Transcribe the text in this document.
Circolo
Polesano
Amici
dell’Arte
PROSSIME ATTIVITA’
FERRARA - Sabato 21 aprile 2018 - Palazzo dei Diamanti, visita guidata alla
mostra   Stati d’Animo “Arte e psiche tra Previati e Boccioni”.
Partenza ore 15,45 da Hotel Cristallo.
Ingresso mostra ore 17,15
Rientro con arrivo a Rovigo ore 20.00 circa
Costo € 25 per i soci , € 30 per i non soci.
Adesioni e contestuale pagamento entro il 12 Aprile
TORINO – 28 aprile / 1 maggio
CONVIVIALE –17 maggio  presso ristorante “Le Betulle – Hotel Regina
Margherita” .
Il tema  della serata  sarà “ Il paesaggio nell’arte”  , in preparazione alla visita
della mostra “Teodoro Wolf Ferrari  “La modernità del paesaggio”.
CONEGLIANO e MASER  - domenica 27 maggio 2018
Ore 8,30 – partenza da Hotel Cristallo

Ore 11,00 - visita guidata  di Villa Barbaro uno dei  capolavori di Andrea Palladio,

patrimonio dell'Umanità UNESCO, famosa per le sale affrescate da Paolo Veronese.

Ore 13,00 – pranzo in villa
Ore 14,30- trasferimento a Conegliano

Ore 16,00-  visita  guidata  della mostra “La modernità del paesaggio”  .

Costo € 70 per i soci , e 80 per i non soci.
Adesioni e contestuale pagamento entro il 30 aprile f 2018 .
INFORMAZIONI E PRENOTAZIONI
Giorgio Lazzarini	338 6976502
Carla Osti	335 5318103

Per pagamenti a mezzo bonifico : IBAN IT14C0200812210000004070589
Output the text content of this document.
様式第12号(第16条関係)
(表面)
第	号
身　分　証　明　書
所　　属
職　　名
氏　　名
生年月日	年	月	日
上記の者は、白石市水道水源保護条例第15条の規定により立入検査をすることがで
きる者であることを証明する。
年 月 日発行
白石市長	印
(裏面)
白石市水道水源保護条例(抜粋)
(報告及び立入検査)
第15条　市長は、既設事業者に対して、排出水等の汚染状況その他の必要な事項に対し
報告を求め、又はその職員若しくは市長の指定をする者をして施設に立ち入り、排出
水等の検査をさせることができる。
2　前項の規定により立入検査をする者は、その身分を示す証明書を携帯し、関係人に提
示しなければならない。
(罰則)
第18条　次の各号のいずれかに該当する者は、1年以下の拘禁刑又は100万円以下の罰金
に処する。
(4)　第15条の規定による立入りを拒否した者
__________
**THE PROBLEM**
Search the data for "document" and list every line in which it occurs.

**OUTPUT OF THE TASK**
Transcribe the text in this document.
Output the text content of this document.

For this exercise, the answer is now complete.